## CHALLENGE
Print all the entries verbatim.

## INPUT ROWS

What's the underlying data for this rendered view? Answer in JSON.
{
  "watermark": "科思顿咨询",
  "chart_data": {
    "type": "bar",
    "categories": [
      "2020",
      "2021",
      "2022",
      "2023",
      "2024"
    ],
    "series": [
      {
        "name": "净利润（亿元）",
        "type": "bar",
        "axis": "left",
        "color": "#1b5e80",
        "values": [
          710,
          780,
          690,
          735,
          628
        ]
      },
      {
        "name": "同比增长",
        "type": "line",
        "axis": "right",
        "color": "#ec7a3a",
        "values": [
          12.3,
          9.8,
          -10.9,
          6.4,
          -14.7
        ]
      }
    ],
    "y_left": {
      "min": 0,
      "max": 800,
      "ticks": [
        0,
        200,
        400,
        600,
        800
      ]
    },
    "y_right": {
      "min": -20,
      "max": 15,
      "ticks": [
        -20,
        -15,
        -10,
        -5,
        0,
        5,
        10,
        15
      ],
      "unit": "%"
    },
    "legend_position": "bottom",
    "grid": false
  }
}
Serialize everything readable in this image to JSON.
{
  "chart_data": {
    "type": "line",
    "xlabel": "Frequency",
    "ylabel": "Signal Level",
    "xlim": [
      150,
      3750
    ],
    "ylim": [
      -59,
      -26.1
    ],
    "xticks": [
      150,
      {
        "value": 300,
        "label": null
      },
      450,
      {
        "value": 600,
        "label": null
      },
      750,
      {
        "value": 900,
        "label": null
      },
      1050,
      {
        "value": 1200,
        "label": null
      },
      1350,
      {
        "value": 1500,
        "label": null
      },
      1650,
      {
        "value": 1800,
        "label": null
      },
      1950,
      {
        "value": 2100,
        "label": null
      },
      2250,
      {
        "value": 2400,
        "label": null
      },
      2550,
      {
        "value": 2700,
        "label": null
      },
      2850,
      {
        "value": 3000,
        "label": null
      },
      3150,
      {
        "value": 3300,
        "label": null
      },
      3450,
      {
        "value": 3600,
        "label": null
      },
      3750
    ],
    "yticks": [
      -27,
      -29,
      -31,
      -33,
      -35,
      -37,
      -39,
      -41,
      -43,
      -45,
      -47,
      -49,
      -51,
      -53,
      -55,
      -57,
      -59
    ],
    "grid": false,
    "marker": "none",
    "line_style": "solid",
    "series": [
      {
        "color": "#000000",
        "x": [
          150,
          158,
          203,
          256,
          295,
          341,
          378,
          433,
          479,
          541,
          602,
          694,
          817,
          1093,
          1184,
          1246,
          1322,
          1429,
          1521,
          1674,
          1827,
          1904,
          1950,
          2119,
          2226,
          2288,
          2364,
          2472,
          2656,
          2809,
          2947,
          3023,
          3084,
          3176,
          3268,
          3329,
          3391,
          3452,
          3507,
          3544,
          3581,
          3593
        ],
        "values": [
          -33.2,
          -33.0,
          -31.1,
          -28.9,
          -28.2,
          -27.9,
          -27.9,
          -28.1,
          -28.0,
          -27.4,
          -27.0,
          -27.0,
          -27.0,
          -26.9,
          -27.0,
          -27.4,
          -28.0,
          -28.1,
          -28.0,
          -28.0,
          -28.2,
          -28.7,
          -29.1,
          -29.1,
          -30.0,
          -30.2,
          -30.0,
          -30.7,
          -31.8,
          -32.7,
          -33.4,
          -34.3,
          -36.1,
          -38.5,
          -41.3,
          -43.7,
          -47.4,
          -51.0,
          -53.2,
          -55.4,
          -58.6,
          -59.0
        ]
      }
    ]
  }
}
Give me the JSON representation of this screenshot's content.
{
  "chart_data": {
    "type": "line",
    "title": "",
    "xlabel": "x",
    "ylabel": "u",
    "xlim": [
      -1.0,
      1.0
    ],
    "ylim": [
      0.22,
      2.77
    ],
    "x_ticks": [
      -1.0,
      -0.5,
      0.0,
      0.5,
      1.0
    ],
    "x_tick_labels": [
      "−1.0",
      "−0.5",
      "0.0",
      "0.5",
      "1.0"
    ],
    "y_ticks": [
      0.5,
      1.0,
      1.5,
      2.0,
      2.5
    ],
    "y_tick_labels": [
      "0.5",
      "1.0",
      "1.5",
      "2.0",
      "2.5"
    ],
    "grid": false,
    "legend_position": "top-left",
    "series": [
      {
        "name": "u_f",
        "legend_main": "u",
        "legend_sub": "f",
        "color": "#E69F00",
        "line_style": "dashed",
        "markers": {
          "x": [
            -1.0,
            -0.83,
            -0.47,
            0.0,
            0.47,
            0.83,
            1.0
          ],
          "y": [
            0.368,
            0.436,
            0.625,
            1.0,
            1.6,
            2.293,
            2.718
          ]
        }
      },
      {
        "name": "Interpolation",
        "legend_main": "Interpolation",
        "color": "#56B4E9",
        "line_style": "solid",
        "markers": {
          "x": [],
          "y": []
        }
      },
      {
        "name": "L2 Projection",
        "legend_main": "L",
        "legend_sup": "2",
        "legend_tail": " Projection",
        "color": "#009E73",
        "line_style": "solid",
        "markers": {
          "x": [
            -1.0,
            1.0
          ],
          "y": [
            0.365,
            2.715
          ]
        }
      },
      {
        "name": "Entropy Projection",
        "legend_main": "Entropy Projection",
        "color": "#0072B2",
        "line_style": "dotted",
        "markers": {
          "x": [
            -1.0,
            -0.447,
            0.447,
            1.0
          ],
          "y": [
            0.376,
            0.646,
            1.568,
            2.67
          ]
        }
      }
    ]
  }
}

## FULL OUTPUT
What's the underlying data for this rendered view? Answer in JSON.
{
  "watermark": "科思顿咨询",
  "chart_data": {
    "type": "bar",
    "categories": [
      "2020",
      "2021",
      "2022",
      "2023",
      "2024"
    ],
    "series": [
      {
        "name": "净利润（亿元）",
        "type": "bar",
        "axis": "left",
        "color": "#1b5e80",
        "values": [
          710,
          780,
          690,
          735,
          628
        ]
      },
      {
        "name": "同比增长",
        "type": "line",
        "axis": "right",
        "color": "#ec7a3a",
        "values": [
          12.3,
          9.8,
          -10.9,
          6.4,
          -14.7
        ]
      }
    ],
    "y_left": {
      "min": 0,
      "max": 800,
      "ticks": [
        0,
        200,
        400,
        600,
        800
      ]
    },
    "y_right": {
      "min": -20,
      "max": 15,
      "ticks": [
        -20,
        -15,
        -10,
        -5,
        0,
        5,
        10,
        15
      ],
      "unit": "%"
    },
    "legend_position": "bottom",
    "grid": false
  }
}
Serialize everything readable in this image to JSON.
{
  "chart_data": {
    "type": "line",
    "xlabel": "Frequency",
    "ylabel": "Signal Level",
    "xlim": [
      150,
      3750
    ],
    "ylim": [
      -59,
      -26.1
    ],
    "xticks": [
      150,
      {
        "value": 300,
        "label": null
      },
      450,
      {
        "value": 600,
        "label": null
      },
      750,
      {
        "value": 900,
        "label": null
      },
      1050,
      {
        "value": 1200,
        "label": null
      },
      1350,
      {
        "value": 1500,
        "label": null
      },
      1650,
      {
        "value": 1800,
        "label": null
      },
      1950,
      {
        "value": 2100,
        "label": null
      },
      2250,
      {
        "value": 2400,
        "label": null
      },
      2550,
      {
        "value": 2700,
        "label": null
      },
      2850,
      {
        "value": 3000,
        "label": null
      },
      3150,
      {
        "value": 3300,
        "label": null
      },
      3450,
      {
        "value": 3600,
        "label": null
      },
      3750
    ],
    "yticks": [
      -27,
      -29,
      -31,
      -33,
      -35,
      -37,
      -39,
      -41,
      -43,
      -45,
      -47,
      -49,
      -51,
      -53,
      -55,
      -57,
      -59
    ],
    "grid": false,
    "marker": "none",
    "line_style": "solid",
    "series": [
      {
        "color": "#000000",
        "x": [
          150,
          158,
          203,
          256,
          295,
          341,
          378,
          433,
          479,
          541,
          602,
          694,
          817,
          1093,
          1184,
          1246,
          1322,
          1429,
          1521,
          1674,
          1827,
          1904,
          1950,
          2119,
          2226,
          2288,
          2364,
          2472,
          2656,
          2809,
          2947,
          3023,
          3084,
          3176,
          3268,
          3329,
          3391,
          3452,
          3507,
          3544,
          3581,
          3593
        ],
        "values": [
          -33.2,
          -33.0,
          -31.1,
          -28.9,
          -28.2,
          -27.9,
          -27.9,
          -28.1,
          -28.0,
          -27.4,
          -27.0,
          -27.0,
          -27.0,
          -26.9,
          -27.0,
          -27.4,
          -28.0,
          -28.1,
          -28.0,
          -28.0,
          -28.2,
          -28.7,
          -29.1,
          -29.1,
          -30.0,
          -30.2,
          -30.0,
          -30.7,
          -31.8,
          -32.7,
          -33.4,
          -34.3,
          -36.1,
          -38.5,
          -41.3,
          -43.7,
          -47.4,
          -51.0,
          -53.2,
          -55.4,
          -58.6,
          -59.0
        ]
      }
    ]
  }
}
Give me the JSON representation of this screenshot's content.
{
  "chart_data": {
    "type": "line",
    "title": "",
    "xlabel": "x",
    "ylabel": "u",
    "xlim": [
      -1.0,
      1.0
    ],
    "ylim": [
      0.22,
      2.77
    ],
    "x_ticks": [
      -1.0,
      -0.5,
      0.0,
      0.5,
      1.0
    ],
    "x_tick_labels": [
      "−1.0",
      "−0.5",
      "0.0",
      "0.5",
      "1.0"
    ],
    "y_ticks": [
      0.5,
      1.0,
      1.5,
      2.0,
      2.5
    ],
    "y_tick_labels": [
      "0.5",
      "1.0",
      "1.5",
      "2.0",
      "2.5"
    ],
    "grid": false,
    "legend_position": "top-left",
    "series": [
      {
        "name": "u_f",
        "legend_main": "u",
        "legend_sub": "f",
        "color": "#E69F00",
        "line_style": "dashed",
        "markers": {
          "x": [
            -1.0,
            -0.83,
            -0.47,
            0.0,
            0.47,
            0.83,
            1.0
          ],
          "y": [
            0.368,
            0.436,
            0.625,
            1.0,
            1.6,
            2.293,
            2.718
          ]
        }
      },
      {
        "name": "Interpolation",
        "legend_main": "Interpolation",
        "color": "#56B4E9",
        "line_style": "solid",
        "markers": {
          "x": [],
          "y": []
        }
      },
      {
        "name": "L2 Projection",
        "legend_main": "L",
        "legend_sup": "2",
        "legend_tail": " Projection",
        "color": "#009E73",
        "line_style": "solid",
        "markers": {
          "x": [
            -1.0,
            1.0
          ],
          "y": [
            0.365,
            2.715
          ]
        }
      },
      {
        "name": "Entropy Projection",
        "legend_main": "Entropy Projection",
        "color": "#0072B2",
        "line_style": "dotted",
        "markers": {
          "x": [
            -1.0,
            -0.447,
            0.447,
            1.0
          ],
          "y": [
            0.376,
            0.646,
            1.568,
            2.67
          ]
        }
      }
    ]
  }
}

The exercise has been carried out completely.